* _Exercise details_: Of all the lines in the material, how many include the word "vomiting"? Give only the number.

* _Data excerpts_:
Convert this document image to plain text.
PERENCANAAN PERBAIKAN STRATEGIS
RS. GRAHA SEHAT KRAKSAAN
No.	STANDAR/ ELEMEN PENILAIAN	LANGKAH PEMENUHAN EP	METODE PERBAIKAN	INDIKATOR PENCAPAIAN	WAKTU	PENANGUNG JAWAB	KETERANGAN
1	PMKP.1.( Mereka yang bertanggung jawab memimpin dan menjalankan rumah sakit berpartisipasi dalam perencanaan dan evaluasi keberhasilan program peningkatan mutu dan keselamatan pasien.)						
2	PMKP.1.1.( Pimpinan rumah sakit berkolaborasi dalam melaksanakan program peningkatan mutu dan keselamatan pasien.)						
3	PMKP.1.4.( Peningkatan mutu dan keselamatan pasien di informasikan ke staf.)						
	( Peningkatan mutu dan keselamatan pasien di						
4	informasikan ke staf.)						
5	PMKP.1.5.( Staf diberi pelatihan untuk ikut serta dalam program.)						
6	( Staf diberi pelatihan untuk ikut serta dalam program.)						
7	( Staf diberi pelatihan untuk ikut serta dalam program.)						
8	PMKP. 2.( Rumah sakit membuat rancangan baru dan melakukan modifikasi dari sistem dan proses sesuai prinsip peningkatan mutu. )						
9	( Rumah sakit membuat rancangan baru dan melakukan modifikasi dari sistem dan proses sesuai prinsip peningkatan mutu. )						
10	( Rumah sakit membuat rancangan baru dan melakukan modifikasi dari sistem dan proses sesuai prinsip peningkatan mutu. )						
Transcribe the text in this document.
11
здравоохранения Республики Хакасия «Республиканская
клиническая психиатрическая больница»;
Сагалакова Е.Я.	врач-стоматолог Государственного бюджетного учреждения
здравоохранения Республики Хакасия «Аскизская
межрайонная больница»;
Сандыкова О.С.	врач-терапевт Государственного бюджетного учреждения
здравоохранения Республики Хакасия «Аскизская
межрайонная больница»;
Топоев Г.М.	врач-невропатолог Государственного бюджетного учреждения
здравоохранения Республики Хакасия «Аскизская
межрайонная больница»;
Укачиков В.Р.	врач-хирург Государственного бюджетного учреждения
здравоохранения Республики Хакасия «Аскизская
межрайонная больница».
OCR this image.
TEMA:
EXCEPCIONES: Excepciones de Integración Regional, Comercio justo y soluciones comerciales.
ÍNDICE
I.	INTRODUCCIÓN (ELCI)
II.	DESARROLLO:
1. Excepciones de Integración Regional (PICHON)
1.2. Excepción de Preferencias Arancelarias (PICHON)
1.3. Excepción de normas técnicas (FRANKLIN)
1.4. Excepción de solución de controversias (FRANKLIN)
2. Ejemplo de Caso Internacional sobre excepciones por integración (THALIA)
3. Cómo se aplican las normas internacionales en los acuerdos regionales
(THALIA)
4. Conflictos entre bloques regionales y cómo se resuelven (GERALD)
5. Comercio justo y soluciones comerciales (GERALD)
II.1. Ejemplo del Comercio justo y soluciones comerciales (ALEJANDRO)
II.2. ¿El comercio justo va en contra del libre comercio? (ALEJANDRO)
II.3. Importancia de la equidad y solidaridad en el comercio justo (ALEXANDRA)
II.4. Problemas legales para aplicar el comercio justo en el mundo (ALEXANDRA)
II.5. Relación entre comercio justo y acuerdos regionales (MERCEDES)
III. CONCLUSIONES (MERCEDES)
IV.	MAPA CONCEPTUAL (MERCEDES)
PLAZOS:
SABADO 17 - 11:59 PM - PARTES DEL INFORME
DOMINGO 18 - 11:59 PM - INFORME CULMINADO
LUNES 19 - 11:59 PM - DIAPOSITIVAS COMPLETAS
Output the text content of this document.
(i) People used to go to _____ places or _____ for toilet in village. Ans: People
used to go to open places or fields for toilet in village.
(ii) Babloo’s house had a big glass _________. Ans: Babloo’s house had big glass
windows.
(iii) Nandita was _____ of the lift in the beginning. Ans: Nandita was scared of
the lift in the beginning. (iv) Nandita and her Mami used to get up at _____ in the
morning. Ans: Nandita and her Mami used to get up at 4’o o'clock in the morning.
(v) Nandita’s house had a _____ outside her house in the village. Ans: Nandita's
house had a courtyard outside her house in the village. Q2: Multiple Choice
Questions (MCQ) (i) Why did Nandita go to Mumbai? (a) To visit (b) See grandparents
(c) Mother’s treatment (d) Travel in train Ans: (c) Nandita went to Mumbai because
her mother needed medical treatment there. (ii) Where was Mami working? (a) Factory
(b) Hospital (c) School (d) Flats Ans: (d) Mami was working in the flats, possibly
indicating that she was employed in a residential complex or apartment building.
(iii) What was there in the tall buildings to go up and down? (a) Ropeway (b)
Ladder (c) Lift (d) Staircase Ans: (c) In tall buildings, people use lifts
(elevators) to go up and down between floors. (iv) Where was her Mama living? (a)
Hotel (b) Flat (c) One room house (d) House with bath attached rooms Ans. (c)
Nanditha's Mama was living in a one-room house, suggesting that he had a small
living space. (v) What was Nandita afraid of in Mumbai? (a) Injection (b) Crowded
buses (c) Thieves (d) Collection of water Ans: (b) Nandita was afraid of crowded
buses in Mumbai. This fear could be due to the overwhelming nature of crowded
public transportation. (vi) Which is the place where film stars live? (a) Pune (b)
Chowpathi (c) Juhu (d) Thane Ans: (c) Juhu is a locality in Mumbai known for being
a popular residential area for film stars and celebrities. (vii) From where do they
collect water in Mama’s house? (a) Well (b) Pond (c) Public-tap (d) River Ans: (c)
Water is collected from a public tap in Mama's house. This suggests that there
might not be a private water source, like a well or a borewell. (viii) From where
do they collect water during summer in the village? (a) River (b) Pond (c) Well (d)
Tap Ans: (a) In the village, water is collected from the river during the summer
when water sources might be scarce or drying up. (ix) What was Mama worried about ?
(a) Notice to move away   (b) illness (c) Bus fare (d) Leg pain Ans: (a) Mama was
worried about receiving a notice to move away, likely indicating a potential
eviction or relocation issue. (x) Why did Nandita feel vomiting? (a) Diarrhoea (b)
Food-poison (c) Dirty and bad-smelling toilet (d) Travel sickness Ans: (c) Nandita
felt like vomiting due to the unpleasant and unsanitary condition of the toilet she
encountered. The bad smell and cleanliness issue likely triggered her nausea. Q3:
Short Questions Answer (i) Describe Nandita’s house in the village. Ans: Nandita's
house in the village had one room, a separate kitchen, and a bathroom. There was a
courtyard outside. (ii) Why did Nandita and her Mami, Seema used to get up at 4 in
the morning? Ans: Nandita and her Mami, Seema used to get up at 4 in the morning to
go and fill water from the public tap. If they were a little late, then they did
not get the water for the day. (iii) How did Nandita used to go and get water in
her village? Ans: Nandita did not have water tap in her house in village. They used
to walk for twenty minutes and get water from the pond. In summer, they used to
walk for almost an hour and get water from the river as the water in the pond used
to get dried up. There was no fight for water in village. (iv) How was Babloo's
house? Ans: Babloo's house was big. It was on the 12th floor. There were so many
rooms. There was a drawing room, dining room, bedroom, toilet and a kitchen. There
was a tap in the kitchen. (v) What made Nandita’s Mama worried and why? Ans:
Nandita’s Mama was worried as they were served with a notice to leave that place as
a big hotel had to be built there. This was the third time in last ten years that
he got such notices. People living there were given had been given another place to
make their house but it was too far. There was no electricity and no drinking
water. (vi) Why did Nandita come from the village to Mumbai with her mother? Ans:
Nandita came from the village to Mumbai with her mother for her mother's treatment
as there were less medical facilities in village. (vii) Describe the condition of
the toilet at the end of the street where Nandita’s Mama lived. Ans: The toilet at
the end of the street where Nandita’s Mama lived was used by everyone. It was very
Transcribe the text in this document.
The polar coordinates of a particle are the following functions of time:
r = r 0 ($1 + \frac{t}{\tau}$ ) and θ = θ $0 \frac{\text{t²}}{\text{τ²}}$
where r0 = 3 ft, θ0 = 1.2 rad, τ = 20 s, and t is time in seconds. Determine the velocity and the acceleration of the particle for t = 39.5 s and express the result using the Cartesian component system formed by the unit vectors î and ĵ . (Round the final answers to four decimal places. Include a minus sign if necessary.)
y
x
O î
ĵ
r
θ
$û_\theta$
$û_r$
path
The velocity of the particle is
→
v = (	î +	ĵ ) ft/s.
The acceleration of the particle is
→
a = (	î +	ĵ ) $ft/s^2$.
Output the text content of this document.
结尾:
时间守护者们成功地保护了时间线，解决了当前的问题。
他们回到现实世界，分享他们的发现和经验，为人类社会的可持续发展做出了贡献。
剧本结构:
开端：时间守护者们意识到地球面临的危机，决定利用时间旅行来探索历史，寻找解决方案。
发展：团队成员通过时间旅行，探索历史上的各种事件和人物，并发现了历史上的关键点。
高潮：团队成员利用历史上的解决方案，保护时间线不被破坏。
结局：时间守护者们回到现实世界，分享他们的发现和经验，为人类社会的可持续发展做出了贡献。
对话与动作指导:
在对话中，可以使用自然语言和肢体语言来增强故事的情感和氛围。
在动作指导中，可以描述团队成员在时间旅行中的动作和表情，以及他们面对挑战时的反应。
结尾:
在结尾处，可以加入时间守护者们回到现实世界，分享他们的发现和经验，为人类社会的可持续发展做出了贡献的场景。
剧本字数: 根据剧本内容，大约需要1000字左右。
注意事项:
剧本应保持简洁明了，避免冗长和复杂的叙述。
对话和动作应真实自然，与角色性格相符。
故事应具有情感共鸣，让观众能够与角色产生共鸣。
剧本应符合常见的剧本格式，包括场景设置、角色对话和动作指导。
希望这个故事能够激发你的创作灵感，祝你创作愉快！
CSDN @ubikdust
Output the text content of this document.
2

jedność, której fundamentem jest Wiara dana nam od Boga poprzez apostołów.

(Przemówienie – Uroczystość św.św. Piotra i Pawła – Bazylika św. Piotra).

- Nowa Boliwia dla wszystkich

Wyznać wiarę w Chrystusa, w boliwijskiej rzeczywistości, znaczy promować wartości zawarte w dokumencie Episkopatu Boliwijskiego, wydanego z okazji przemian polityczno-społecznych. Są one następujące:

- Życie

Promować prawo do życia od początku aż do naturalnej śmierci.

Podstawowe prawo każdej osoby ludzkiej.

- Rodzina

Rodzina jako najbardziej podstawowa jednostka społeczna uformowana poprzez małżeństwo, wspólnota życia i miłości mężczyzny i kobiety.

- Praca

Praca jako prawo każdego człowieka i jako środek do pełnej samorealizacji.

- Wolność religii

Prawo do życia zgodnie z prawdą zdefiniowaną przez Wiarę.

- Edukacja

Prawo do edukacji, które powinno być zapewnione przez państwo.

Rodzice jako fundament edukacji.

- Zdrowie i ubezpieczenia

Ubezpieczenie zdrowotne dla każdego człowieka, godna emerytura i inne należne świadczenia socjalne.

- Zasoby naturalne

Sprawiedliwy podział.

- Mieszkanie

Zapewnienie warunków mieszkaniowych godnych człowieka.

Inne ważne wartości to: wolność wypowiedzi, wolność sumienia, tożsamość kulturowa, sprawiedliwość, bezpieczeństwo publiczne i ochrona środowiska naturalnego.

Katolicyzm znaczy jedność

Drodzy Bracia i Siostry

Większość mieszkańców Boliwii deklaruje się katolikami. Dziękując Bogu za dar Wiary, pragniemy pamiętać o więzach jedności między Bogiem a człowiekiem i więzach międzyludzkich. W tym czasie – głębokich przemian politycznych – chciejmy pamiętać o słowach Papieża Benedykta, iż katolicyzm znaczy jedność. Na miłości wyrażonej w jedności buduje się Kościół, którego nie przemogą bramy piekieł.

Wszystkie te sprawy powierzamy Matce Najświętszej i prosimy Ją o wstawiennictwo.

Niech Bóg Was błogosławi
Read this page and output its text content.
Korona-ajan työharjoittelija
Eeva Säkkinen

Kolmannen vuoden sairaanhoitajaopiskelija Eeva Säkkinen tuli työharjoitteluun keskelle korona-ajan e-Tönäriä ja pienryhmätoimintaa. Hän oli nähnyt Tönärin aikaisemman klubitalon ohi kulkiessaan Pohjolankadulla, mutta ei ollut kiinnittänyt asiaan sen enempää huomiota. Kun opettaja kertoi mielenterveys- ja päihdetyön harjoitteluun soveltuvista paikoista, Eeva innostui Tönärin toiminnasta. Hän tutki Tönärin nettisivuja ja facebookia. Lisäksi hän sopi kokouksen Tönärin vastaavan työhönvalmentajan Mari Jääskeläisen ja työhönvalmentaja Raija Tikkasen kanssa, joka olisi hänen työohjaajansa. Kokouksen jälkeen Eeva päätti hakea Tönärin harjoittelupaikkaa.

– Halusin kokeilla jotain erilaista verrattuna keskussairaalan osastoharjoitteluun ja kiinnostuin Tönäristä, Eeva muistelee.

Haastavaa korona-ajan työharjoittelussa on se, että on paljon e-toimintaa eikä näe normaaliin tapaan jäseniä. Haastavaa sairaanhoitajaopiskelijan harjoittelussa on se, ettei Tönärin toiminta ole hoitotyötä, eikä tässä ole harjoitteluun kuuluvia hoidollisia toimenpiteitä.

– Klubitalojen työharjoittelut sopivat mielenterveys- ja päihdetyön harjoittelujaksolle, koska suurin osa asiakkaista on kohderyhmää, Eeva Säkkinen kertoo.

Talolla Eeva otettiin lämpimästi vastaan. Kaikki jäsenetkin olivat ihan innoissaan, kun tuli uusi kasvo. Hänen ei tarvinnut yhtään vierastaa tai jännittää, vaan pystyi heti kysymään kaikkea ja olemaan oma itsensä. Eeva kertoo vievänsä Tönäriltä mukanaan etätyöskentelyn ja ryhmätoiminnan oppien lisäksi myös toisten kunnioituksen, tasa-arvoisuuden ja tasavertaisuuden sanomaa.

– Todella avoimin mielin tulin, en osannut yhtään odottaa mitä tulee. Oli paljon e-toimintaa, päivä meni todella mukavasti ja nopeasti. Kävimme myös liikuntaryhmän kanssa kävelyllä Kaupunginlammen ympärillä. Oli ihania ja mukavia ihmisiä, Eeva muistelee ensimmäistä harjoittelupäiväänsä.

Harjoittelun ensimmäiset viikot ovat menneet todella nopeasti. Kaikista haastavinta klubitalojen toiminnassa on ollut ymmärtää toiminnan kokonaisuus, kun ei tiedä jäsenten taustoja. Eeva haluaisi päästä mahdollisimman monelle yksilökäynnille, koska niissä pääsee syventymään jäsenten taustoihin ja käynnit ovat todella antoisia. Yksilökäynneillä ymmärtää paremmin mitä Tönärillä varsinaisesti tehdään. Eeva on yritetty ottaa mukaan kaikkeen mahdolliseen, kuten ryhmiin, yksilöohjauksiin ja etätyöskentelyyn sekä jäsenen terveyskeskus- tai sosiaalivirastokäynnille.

* _Result for this exercise_: 2